**STATED PROBLEM 1**
In the comment thread on Buddhism, the quoted teaching on chocolate says a person's relationship to chocolate can change. In one to three sentences, explain what brings about that change.
## START GIVEN PASSAGE
Ah, yes, the struggle of logic and ethics and language. I love it. I think the Buddhists do the best with this topic. Their mind training, Lojong, I find, so helpful. Their concept of a happy life -- how not wanting is actually a way of being happier--it is so counter-culture and, at least for me, so inspiring.

mistah charley, ph.d. said...

i once posed a philosophical question to a thinker - Robert Nozick, specifically - see my account at http://tinyurl.com/c2mvhre

these days i am reading two books on lojong - by norman fischer and b. alan wallace, respectively

and today i encountered a buddhist teaching on chocolate (not only chocolate, of course) - Lama Yeshe asserted:

Chocolate, like all our pleasures and all our problems, is impermanent — chocolate comes, chocolate goes, chocolate disappears. And that’s natural. When you understand this, your relationship to chocolate can change, and when you deeply understand this, you will truly have no fear of anything at all.

Barry Taylor said...
## END GIVEN PASSAGE
## START EXCERPTED DATA
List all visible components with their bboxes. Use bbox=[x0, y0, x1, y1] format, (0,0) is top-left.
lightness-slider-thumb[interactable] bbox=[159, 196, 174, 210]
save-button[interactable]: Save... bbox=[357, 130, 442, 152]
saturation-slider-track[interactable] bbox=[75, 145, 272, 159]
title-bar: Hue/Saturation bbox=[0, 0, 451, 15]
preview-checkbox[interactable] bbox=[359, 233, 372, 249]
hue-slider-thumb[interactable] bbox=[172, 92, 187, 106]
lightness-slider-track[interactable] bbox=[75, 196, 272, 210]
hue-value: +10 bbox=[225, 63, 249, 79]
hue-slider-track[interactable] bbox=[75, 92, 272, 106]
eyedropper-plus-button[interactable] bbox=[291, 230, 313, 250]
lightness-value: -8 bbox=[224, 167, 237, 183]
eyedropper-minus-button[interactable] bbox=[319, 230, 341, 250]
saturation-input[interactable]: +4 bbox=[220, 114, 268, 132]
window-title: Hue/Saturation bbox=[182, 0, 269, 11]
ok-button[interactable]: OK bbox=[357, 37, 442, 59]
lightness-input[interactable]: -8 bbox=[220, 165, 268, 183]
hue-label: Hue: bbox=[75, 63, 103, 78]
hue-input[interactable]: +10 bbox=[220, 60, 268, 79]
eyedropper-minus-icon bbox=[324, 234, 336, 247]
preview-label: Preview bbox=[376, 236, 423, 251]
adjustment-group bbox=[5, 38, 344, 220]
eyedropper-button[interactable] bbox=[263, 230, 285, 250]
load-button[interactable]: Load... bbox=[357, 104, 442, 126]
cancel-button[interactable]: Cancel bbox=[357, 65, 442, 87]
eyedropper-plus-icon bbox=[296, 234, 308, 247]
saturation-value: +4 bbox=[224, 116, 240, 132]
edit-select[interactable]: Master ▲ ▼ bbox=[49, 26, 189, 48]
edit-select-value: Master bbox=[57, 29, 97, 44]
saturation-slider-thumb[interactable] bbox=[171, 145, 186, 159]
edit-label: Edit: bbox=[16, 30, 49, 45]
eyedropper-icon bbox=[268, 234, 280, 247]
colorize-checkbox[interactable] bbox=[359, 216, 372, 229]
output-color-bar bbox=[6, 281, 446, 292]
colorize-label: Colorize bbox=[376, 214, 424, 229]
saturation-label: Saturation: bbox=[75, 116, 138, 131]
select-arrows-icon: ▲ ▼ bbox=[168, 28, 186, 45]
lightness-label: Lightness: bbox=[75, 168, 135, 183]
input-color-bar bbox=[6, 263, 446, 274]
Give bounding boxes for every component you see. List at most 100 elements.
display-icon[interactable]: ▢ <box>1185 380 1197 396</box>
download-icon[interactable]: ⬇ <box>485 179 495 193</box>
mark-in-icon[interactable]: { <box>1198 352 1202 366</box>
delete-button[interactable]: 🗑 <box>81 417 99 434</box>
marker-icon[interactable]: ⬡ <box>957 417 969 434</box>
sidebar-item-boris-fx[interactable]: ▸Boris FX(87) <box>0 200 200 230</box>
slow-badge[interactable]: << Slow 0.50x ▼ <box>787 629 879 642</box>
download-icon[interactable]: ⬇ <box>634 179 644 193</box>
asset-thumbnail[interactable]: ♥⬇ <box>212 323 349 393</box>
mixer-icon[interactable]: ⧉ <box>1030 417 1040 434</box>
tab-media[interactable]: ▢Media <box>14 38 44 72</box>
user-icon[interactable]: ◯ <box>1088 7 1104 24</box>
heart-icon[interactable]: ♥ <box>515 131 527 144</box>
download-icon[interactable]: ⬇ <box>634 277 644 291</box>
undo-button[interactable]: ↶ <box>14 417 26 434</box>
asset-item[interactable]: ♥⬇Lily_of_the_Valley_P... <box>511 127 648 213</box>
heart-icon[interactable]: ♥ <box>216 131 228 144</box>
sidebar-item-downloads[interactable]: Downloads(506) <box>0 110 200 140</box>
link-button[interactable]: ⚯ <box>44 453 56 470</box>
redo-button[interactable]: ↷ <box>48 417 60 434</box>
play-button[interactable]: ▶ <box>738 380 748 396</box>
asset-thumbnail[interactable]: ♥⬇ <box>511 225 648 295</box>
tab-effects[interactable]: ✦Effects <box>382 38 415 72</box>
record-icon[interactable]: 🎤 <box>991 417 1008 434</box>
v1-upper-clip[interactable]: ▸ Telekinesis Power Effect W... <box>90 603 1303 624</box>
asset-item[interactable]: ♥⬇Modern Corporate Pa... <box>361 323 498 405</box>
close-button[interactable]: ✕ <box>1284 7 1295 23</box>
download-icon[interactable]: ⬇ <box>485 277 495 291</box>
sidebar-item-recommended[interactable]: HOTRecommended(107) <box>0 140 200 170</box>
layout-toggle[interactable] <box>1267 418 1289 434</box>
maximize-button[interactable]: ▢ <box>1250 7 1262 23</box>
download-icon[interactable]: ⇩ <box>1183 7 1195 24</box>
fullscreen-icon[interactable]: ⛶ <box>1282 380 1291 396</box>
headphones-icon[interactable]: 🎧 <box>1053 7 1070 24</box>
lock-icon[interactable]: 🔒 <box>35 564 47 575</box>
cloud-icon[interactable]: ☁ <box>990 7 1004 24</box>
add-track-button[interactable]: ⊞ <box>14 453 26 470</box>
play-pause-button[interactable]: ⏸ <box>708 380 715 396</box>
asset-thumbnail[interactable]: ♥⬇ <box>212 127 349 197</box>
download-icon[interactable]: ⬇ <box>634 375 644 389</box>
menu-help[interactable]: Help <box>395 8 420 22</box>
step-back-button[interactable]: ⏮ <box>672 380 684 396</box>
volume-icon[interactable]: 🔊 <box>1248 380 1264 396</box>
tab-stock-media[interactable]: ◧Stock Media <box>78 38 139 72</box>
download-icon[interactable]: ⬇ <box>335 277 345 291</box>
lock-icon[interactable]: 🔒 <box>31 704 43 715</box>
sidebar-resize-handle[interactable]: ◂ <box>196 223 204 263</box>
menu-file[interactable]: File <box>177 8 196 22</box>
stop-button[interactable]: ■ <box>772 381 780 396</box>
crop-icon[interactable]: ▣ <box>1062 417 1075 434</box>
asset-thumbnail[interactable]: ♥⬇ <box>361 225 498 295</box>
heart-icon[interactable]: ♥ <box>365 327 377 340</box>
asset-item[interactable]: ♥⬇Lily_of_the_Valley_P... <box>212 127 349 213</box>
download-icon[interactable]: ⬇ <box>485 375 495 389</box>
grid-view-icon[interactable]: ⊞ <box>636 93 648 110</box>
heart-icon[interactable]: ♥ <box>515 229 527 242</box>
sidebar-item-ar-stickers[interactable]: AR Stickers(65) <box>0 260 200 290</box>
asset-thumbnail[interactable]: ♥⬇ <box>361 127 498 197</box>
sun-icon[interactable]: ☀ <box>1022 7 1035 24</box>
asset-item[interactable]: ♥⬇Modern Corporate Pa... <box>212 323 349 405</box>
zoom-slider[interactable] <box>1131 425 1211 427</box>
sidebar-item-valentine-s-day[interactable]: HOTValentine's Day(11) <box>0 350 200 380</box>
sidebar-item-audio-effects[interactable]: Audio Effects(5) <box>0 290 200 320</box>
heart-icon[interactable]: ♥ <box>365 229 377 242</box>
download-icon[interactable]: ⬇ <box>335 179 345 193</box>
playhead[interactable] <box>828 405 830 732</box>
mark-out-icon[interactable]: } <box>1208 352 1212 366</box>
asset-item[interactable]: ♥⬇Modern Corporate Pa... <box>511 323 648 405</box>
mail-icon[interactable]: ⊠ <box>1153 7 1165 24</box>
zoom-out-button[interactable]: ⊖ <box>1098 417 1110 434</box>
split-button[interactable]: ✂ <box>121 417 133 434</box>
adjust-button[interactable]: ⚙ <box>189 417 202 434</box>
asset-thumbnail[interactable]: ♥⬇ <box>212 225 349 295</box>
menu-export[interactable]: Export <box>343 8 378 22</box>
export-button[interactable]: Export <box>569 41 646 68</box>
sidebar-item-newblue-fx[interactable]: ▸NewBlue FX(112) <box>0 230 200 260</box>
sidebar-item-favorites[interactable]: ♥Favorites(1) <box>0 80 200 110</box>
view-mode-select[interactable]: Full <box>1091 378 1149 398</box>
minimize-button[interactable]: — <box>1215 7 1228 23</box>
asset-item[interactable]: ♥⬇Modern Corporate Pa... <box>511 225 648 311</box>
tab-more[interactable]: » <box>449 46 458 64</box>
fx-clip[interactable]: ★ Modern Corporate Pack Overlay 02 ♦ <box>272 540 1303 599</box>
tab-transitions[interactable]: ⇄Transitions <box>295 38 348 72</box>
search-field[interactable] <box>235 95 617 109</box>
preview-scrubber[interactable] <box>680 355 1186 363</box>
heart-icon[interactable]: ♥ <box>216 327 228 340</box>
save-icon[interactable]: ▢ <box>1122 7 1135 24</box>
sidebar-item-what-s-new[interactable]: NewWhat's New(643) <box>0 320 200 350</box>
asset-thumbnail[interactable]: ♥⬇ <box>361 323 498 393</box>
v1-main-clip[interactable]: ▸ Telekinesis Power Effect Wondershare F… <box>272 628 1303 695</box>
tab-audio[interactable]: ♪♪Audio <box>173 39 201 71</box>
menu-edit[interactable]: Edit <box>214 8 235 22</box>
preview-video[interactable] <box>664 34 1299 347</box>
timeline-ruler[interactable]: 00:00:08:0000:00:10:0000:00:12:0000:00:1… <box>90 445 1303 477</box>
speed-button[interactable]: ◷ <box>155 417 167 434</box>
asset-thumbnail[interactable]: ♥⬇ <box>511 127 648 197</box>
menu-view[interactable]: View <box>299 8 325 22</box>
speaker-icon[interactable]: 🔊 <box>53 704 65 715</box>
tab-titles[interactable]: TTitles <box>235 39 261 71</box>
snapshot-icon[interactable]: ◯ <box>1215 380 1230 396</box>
## END EXCERPTED DATA
**STATED PROBLEM 2**
Reproduce the records word for word, from the start of the records through the line that contains "hue-value: +10 bbox=[225, 63, 249, 79]".

**TASK OUTPUT 1**
The change comes from understanding that chocolate, like all our pleasures and all our problems, is impermanent: it comes, it goes, it disappears, and that is natural. Understanding this can change one's relationship to chocolate, and understanding it deeply brings freedom from fear of anything at all.

**TASK OUTPUT 2**
List all visible components with their bboxes. Use bbox=[x0, y0, x1, y1] format, (0,0) is top-left.
lightness-slider-thumb[interactable] bbox=[159, 196, 174, 210]
save-button[interactable]: Save... bbox=[357, 130, 442, 152]
saturation-slider-track[interactable] bbox=[75, 145, 272, 159]
title-bar: Hue/Saturation bbox=[0, 0, 451, 15]
preview-checkbox[interactable] bbox=[359, 233, 372, 249]
hue-slider-thumb[interactable] bbox=[172, 92, 187, 106]
lightness-slider-track[interactable] bbox=[75, 196, 272, 210]
hue-value: +10 bbox=[225, 63, 249, 79]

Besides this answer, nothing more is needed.